**GOAL OF THE EXERCISE**
Lines holding the string "text" are the ones to copy from this listing.

* * * *

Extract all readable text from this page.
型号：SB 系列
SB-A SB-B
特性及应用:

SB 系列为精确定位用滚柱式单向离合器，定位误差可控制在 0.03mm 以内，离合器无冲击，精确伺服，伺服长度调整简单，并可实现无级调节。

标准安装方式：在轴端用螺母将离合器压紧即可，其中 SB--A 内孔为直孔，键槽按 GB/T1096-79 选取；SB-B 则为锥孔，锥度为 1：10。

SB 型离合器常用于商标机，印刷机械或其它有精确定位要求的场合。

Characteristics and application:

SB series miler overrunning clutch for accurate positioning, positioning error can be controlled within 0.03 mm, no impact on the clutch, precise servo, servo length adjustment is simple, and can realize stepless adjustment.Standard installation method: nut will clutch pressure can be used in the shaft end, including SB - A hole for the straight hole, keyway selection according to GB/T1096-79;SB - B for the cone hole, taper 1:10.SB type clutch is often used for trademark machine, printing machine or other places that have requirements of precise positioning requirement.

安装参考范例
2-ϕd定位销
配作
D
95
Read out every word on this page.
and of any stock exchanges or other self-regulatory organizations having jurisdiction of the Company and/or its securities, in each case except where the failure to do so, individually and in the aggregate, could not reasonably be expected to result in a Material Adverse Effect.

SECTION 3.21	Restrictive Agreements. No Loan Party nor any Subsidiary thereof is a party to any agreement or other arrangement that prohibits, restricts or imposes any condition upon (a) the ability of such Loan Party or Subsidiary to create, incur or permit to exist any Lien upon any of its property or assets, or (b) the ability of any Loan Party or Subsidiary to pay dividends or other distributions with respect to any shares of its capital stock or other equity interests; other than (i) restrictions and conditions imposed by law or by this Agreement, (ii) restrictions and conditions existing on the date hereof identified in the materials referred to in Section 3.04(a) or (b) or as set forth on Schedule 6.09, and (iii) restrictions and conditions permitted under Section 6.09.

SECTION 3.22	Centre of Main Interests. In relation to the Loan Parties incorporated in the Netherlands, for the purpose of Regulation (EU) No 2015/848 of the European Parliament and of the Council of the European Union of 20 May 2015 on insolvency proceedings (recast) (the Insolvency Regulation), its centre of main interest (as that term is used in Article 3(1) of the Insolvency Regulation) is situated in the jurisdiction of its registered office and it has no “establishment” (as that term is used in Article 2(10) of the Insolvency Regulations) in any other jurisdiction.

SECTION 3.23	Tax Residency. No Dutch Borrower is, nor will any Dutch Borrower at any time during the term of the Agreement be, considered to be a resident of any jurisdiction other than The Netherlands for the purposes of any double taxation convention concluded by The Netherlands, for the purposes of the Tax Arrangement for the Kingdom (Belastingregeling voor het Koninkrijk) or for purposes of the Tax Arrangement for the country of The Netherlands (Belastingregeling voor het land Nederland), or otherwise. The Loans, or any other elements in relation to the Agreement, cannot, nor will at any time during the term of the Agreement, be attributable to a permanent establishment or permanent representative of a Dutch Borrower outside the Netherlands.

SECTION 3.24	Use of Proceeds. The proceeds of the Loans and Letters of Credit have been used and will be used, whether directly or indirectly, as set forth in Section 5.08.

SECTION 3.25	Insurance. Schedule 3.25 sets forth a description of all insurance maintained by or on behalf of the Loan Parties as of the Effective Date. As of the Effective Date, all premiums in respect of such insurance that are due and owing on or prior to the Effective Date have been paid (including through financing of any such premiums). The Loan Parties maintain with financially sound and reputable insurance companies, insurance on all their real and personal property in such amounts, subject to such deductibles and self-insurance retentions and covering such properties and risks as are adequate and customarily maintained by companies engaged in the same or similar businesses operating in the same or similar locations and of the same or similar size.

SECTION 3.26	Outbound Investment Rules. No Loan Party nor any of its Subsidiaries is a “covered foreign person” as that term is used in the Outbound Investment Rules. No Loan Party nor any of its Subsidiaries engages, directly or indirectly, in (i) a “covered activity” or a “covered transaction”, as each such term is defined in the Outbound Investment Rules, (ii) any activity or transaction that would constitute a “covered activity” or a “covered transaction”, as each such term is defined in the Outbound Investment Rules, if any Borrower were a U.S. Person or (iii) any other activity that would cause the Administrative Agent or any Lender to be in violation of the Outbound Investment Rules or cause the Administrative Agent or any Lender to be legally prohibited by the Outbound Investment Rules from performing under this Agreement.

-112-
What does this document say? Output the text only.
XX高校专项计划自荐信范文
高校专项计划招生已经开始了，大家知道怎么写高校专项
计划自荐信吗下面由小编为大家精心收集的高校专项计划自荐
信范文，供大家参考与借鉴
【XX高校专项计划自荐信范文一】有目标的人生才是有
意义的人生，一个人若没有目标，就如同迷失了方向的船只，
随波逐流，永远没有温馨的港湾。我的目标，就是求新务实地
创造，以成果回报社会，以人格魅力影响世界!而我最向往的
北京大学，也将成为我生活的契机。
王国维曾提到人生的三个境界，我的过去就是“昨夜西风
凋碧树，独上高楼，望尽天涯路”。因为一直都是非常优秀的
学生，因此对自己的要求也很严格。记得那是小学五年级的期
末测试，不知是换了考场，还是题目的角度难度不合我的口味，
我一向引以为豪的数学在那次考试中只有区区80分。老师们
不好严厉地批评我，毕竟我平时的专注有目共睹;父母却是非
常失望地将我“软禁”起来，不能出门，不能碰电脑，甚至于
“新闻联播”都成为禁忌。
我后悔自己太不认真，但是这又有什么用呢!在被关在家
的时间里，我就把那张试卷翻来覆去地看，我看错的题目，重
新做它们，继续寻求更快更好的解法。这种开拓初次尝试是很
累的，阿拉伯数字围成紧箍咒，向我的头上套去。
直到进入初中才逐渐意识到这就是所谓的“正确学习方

* * * *

**ANSWER TO THIS PROBLEM**
Extract all readable text from this page.
What does this document say? Output the text only.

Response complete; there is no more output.